Reproduce the data exactly and drop any pictures it holds.

----- Data records

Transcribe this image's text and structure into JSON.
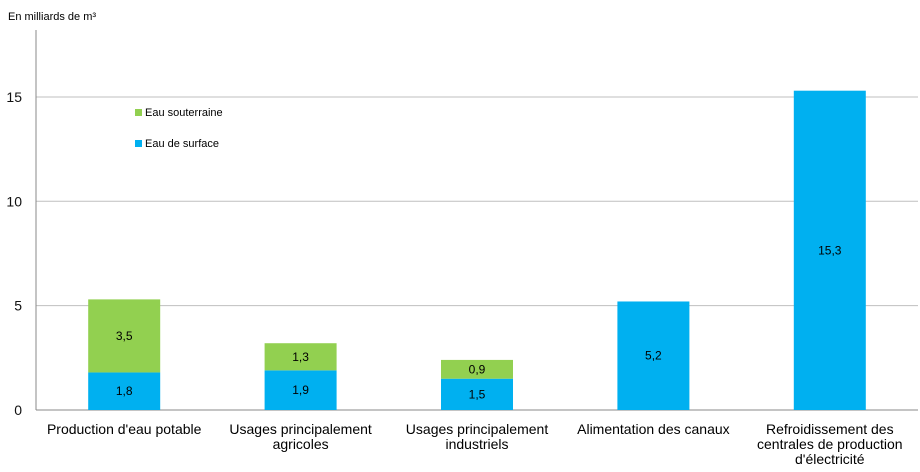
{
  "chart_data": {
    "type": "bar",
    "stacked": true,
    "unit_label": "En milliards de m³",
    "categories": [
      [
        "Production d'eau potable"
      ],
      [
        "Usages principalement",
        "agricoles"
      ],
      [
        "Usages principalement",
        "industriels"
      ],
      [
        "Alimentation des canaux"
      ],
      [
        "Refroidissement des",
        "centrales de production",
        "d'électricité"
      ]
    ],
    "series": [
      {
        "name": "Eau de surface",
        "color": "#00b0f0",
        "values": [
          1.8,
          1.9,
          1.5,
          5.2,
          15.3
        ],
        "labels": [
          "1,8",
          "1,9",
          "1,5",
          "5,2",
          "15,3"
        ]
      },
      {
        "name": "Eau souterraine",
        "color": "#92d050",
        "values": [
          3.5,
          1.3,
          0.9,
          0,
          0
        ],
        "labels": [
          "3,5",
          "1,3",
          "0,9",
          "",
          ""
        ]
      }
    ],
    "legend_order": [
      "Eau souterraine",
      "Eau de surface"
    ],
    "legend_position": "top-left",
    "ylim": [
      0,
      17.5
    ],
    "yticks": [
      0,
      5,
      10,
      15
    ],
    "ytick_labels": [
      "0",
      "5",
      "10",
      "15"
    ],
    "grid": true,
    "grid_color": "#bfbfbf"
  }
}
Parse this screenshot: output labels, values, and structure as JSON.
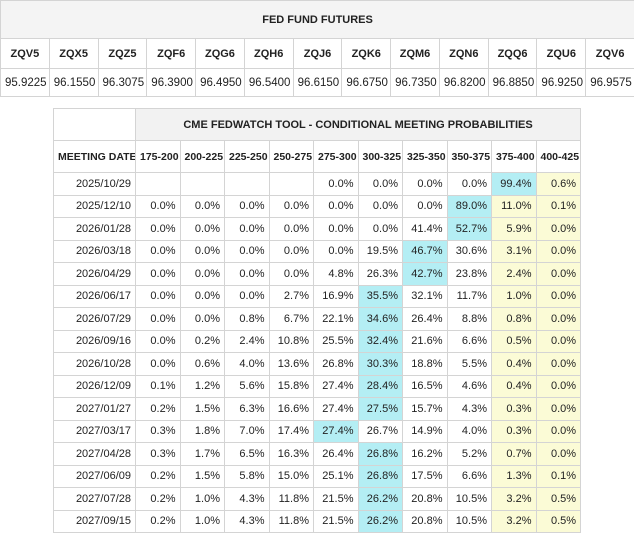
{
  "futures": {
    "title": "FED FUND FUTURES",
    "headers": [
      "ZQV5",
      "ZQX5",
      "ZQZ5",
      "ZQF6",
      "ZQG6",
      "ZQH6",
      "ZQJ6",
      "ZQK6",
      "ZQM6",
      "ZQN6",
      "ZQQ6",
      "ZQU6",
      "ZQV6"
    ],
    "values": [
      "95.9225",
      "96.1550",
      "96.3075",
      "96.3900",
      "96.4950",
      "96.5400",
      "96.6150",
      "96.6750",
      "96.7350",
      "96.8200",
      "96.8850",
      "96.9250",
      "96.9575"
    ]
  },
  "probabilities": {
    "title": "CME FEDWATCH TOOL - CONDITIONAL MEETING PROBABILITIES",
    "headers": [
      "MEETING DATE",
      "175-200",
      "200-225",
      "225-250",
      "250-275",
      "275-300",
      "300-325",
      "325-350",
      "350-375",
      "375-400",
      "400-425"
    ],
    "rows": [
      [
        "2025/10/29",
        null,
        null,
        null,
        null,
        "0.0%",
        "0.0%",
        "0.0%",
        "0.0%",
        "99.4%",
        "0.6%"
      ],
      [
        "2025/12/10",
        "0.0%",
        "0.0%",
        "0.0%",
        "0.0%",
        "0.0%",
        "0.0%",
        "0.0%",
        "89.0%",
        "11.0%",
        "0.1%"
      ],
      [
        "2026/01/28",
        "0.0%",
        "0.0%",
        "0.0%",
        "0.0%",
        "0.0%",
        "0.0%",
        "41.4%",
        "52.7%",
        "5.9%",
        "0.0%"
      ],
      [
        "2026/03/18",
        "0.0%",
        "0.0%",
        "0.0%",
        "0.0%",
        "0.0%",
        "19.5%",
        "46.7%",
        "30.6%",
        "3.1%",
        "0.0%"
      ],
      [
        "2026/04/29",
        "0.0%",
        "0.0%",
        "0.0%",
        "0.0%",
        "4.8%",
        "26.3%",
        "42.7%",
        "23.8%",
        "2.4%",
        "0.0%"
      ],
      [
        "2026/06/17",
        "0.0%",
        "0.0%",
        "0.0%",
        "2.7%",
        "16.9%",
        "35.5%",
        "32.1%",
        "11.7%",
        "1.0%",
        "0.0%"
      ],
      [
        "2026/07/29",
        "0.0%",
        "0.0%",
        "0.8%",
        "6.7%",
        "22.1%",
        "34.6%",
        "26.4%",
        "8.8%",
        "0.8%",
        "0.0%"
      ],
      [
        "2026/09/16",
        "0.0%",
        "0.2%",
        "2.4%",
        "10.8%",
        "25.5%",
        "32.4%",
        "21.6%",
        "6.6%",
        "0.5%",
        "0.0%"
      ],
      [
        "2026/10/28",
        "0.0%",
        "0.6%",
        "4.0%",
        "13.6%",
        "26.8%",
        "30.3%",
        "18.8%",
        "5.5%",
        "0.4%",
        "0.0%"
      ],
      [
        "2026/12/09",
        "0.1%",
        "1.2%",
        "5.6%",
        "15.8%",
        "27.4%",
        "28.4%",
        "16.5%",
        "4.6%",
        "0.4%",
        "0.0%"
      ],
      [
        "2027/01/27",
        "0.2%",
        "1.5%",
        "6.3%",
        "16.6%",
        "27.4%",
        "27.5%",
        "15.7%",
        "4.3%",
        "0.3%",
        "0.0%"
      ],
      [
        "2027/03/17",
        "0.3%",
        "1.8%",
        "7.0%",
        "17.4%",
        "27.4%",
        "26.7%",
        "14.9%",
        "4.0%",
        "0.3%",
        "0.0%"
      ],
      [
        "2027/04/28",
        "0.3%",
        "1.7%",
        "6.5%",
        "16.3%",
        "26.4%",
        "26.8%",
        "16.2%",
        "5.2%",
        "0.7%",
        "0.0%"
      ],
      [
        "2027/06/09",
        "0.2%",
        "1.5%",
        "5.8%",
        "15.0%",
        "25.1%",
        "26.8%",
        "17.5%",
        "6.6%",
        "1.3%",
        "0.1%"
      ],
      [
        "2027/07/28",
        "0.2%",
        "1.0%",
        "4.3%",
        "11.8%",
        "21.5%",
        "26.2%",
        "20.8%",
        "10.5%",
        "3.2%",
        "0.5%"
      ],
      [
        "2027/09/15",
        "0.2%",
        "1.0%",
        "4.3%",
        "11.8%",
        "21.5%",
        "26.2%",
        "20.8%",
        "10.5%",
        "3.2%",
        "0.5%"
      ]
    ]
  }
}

----------

Result =
Transcribe this image's text and structure into JSON.
{
  "chart_data": {
    "type": "bar",
    "stacked": true,
    "unit_label": "En milliards de m³",
    "categories": [
      [
        "Production d'eau potable"
      ],
      [
        "Usages principalement",
        "agricoles"
      ],
      [
        "Usages principalement",
        "industriels"
      ],
      [
        "Alimentation des canaux"
      ],
      [
        "Refroidissement des",
        "centrales de production",
        "d'électricité"
      ]
    ],
    "series": [
      {
        "name": "Eau de surface",
        "color": "#00b0f0",
        "values": [
          1.8,
          1.9,
          1.5,
          5.2,
          15.3
        ],
        "labels": [
          "1,8",
          "1,9",
          "1,5",
          "5,2",
          "15,3"
        ]
      },
      {
        "name": "Eau souterraine",
        "color": "#92d050",
        "values": [
          3.5,
          1.3,
          0.9,
          0,
          0
        ],
        "labels": [
          "3,5",
          "1,3",
          "0,9",
          "",
          ""
        ]
      }
    ],
    "legend_order": [
      "Eau souterraine",
      "Eau de surface"
    ],
    "legend_position": "top-left",
    "ylim": [
      0,
      17.5
    ],
    "yticks": [
      0,
      5,
      10,
      15
    ],
    "ytick_labels": [
      "0",
      "5",
      "10",
      "15"
    ],
    "grid": true,
    "grid_color": "#bfbfbf"
  }
}
Parse this screenshot: output labels, values, and structure as JSON.
{
  "futures": {
    "title": "FED FUND FUTURES",
    "headers": [
      "ZQV5",
      "ZQX5",
      "ZQZ5",
      "ZQF6",
      "ZQG6",
      "ZQH6",
      "ZQJ6",
      "ZQK6",
      "ZQM6",
      "ZQN6",
      "ZQQ6",
      "ZQU6",
      "ZQV6"
    ],
    "values": [
      "95.9225",
      "96.1550",
      "96.3075",
      "96.3900",
      "96.4950",
      "96.5400",
      "96.6150",
      "96.6750",
      "96.7350",
      "96.8200",
      "96.8850",
      "96.9250",
      "96.9575"
    ]
  },
  "probabilities": {
    "title": "CME FEDWATCH TOOL - CONDITIONAL MEETING PROBABILITIES",
    "headers": [
      "MEETING DATE",
      "175-200",
      "200-225",
      "225-250",
      "250-275",
      "275-300",
      "300-325",
      "325-350",
      "350-375",
      "375-400",
      "400-425"
    ],
    "rows": [
      [
        "2025/10/29",
        null,
        null,
        null,
        null,
        "0.0%",
        "0.0%",
        "0.0%",
        "0.0%",
        "99.4%",
        "0.6%"
      ],
      [
        "2025/12/10",
        "0.0%",
        "0.0%",
        "0.0%",
        "0.0%",
        "0.0%",
        "0.0%",
        "0.0%",
        "89.0%",
        "11.0%",
        "0.1%"
      ],
      [
        "2026/01/28",
        "0.0%",
        "0.0%",
        "0.0%",
        "0.0%",
        "0.0%",
        "0.0%",
        "41.4%",
        "52.7%",
        "5.9%",
        "0.0%"
      ],
      [
        "2026/03/18",
        "0.0%",
        "0.0%",
        "0.0%",
        "0.0%",
        "0.0%",
        "19.5%",
        "46.7%",
        "30.6%",
        "3.1%",
        "0.0%"
      ],
      [
        "2026/04/29",
        "0.0%",
        "0.0%",
        "0.0%",
        "0.0%",
        "4.8%",
        "26.3%",
        "42.7%",
        "23.8%",
        "2.4%",
        "0.0%"
      ],
      [
        "2026/06/17",
        "0.0%",
        "0.0%",
        "0.0%",
        "2.7%",
        "16.9%",
        "35.5%",
        "32.1%",
        "11.7%",
        "1.0%",
        "0.0%"
      ],
      [
        "2026/07/29",
        "0.0%",
        "0.0%",
        "0.8%",
        "6.7%",
        "22.1%",
        "34.6%",
        "26.4%",
        "8.8%",
        "0.8%",
        "0.0%"
      ],
      [
        "2026/09/16",
        "0.0%",
        "0.2%",
        "2.4%",
        "10.8%",
        "25.5%",
        "32.4%",
        "21.6%",
        "6.6%",
        "0.5%",
        "0.0%"
      ],
      [
        "2026/10/28",
        "0.0%",
        "0.6%",
        "4.0%",
        "13.6%",
        "26.8%",
        "30.3%",
        "18.8%",
        "5.5%",
        "0.4%",
        "0.0%"
      ],
      [
        "2026/12/09",
        "0.1%",
        "1.2%",
        "5.6%",
        "15.8%",
        "27.4%",
        "28.4%",
        "16.5%",
        "4.6%",
        "0.4%",
        "0.0%"
      ],
      [
        "2027/01/27",
        "0.2%",
        "1.5%",
        "6.3%",
        "16.6%",
        "27.4%",
        "27.5%",
        "15.7%",
        "4.3%",
        "0.3%",
        "0.0%"
      ],
      [
        "2027/03/17",
        "0.3%",
        "1.8%",
        "7.0%",
        "17.4%",
        "27.4%",
        "26.7%",
        "14.9%",
        "4.0%",
        "0.3%",
        "0.0%"
      ],
      [
        "2027/04/28",
        "0.3%",
        "1.7%",
        "6.5%",
        "16.3%",
        "26.4%",
        "26.8%",
        "16.2%",
        "5.2%",
        "0.7%",
        "0.0%"
      ],
      [
        "2027/06/09",
        "0.2%",
        "1.5%",
        "5.8%",
        "15.0%",
        "25.1%",
        "26.8%",
        "17.5%",
        "6.6%",
        "1.3%",
        "0.1%"
      ],
      [
        "2027/07/28",
        "0.2%",
        "1.0%",
        "4.3%",
        "11.8%",
        "21.5%",
        "26.2%",
        "20.8%",
        "10.5%",
        "3.2%",
        "0.5%"
      ],
      [
        "2027/09/15",
        "0.2%",
        "1.0%",
        "4.3%",
        "11.8%",
        "21.5%",
        "26.2%",
        "20.8%",
        "10.5%",
        "3.2%",
        "0.5%"
      ]
    ]
  }
}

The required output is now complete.